— Problem statement —
Give the listing again in full, exactly as written.

— Records supplied —
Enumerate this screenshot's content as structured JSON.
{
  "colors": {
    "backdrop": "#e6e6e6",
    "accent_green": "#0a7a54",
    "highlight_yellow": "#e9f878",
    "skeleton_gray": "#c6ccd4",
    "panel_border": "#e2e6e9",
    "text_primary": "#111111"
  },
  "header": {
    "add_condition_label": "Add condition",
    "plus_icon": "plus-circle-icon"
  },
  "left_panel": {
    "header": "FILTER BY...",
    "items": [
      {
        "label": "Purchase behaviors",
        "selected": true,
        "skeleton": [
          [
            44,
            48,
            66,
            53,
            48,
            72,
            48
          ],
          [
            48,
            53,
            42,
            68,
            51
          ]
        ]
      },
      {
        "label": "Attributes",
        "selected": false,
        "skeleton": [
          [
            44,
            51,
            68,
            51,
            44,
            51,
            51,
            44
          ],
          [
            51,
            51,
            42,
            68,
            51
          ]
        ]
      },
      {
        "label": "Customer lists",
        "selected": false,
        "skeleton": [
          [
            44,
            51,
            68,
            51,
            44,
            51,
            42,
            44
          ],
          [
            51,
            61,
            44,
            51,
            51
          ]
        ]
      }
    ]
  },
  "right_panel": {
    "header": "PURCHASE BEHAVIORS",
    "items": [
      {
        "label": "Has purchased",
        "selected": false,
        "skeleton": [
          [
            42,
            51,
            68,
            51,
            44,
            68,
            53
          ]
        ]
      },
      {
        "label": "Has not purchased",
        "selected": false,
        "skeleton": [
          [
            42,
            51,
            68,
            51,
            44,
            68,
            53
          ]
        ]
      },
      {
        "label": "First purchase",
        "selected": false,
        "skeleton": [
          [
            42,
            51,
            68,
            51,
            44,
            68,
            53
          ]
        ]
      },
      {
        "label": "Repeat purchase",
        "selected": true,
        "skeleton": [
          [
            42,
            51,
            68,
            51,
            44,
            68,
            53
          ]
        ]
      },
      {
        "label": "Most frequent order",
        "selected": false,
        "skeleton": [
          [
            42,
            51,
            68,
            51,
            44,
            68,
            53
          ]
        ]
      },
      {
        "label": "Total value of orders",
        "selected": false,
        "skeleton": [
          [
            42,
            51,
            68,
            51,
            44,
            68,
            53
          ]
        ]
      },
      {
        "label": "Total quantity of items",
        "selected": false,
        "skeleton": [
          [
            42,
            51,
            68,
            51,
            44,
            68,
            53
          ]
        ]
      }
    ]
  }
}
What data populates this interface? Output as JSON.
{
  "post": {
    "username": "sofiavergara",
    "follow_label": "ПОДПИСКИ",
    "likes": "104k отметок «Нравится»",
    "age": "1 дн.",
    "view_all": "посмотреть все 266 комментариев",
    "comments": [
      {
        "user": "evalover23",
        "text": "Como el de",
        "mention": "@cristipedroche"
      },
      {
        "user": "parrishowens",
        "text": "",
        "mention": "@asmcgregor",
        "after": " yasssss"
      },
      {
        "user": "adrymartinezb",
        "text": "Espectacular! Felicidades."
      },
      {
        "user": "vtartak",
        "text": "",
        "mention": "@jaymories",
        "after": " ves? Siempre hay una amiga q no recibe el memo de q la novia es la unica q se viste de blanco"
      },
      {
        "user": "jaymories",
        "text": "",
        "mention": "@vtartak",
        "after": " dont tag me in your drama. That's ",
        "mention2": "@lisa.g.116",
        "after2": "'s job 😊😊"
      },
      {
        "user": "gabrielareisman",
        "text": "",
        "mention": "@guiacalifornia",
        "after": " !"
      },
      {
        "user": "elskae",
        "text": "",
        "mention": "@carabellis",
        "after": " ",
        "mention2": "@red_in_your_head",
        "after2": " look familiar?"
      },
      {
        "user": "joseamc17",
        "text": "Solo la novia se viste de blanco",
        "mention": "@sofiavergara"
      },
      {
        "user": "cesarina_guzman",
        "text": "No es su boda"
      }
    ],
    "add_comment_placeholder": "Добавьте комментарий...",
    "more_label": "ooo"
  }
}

— Answer for the task —
Enumerate this screenshot's content as structured JSON.
{
  "colors": {
    "backdrop": "#e6e6e6",
    "accent_green": "#0a7a54",
    "highlight_yellow": "#e9f878",
    "skeleton_gray": "#c6ccd4",
    "panel_border": "#e2e6e9",
    "text_primary": "#111111"
  },
  "header": {
    "add_condition_label": "Add condition",
    "plus_icon": "plus-circle-icon"
  },
  "left_panel": {
    "header": "FILTER BY...",
    "items": [
      {
        "label": "Purchase behaviors",
        "selected": true,
        "skeleton": [
          [
            44,
            48,
            66,
            53,
            48,
            72,
            48
          ],
          [
            48,
            53,
            42,
            68,
            51
          ]
        ]
      },
      {
        "label": "Attributes",
        "selected": false,
        "skeleton": [
          [
            44,
            51,
            68,
            51,
            44,
            51,
            51,
            44
          ],
          [
            51,
            51,
            42,
            68,
            51
          ]
        ]
      },
      {
        "label": "Customer lists",
        "selected": false,
        "skeleton": [
          [
            44,
            51,
            68,
            51,
            44,
            51,
            42,
            44
          ],
          [
            51,
            61,
            44,
            51,
            51
          ]
        ]
      }
    ]
  },
  "right_panel": {
    "header": "PURCHASE BEHAVIORS",
    "items": [
      {
        "label": "Has purchased",
        "selected": false,
        "skeleton": [
          [
            42,
            51,
            68,
            51,
            44,
            68,
            53
          ]
        ]
      },
      {
        "label": "Has not purchased",
        "selected": false,
        "skeleton": [
          [
            42,
            51,
            68,
            51,
            44,
            68,
            53
          ]
        ]
      },
      {
        "label": "First purchase",
        "selected": false,
        "skeleton": [
          [
            42,
            51,
            68,
            51,
            44,
            68,
            53
          ]
        ]
      },
      {
        "label": "Repeat purchase",
        "selected": true,
        "skeleton": [
          [
            42,
            51,
            68,
            51,
            44,
            68,
            53
          ]
        ]
      },
      {
        "label": "Most frequent order",
        "selected": false,
        "skeleton": [
          [
            42,
            51,
            68,
            51,
            44,
            68,
            53
          ]
        ]
      },
      {
        "label": "Total value of orders",
        "selected": false,
        "skeleton": [
          [
            42,
            51,
            68,
            51,
            44,
            68,
            53
          ]
        ]
      },
      {
        "label": "Total quantity of items",
        "selected": false,
        "skeleton": [
          [
            42,
            51,
            68,
            51,
            44,
            68,
            53
          ]
        ]
      }
    ]
  }
}
What data populates this interface? Output as JSON.
{
  "post": {
    "username": "sofiavergara",
    "follow_label": "ПОДПИСКИ",
    "likes": "104k отметок «Нравится»",
    "age": "1 дн.",
    "view_all": "посмотреть все 266 комментариев",
    "comments": [
      {
        "user": "evalover23",
        "text": "Como el de",
        "mention": "@cristipedroche"
      },
      {
        "user": "parrishowens",
        "text": "",
        "mention": "@asmcgregor",
        "after": " yasssss"
      },
      {
        "user": "adrymartinezb",
        "text": "Espectacular! Felicidades."
      },
      {
        "user": "vtartak",
        "text": "",
        "mention": "@jaymories",
        "after": " ves? Siempre hay una amiga q no recibe el memo de q la novia es la unica q se viste de blanco"
      },
      {
        "user": "jaymories",
        "text": "",
        "mention": "@vtartak",
        "after": " dont tag me in your drama. That's ",
        "mention2": "@lisa.g.116",
        "after2": "'s job 😊😊"
      },
      {
        "user": "gabrielareisman",
        "text": "",
        "mention": "@guiacalifornia",
        "after": " !"
      },
      {
        "user": "elskae",
        "text": "",
        "mention": "@carabellis",
        "after": " ",
        "mention2": "@red_in_your_head",
        "after2": " look familiar?"
      },
      {
        "user": "joseamc17",
        "text": "Solo la novia se viste de blanco",
        "mention": "@sofiavergara"
      },
      {
        "user": "cesarina_guzman",
        "text": "No es su boda"
      }
    ],
    "add_comment_placeholder": "Добавьте комментарий...",
    "more_label": "ooo"
  }
}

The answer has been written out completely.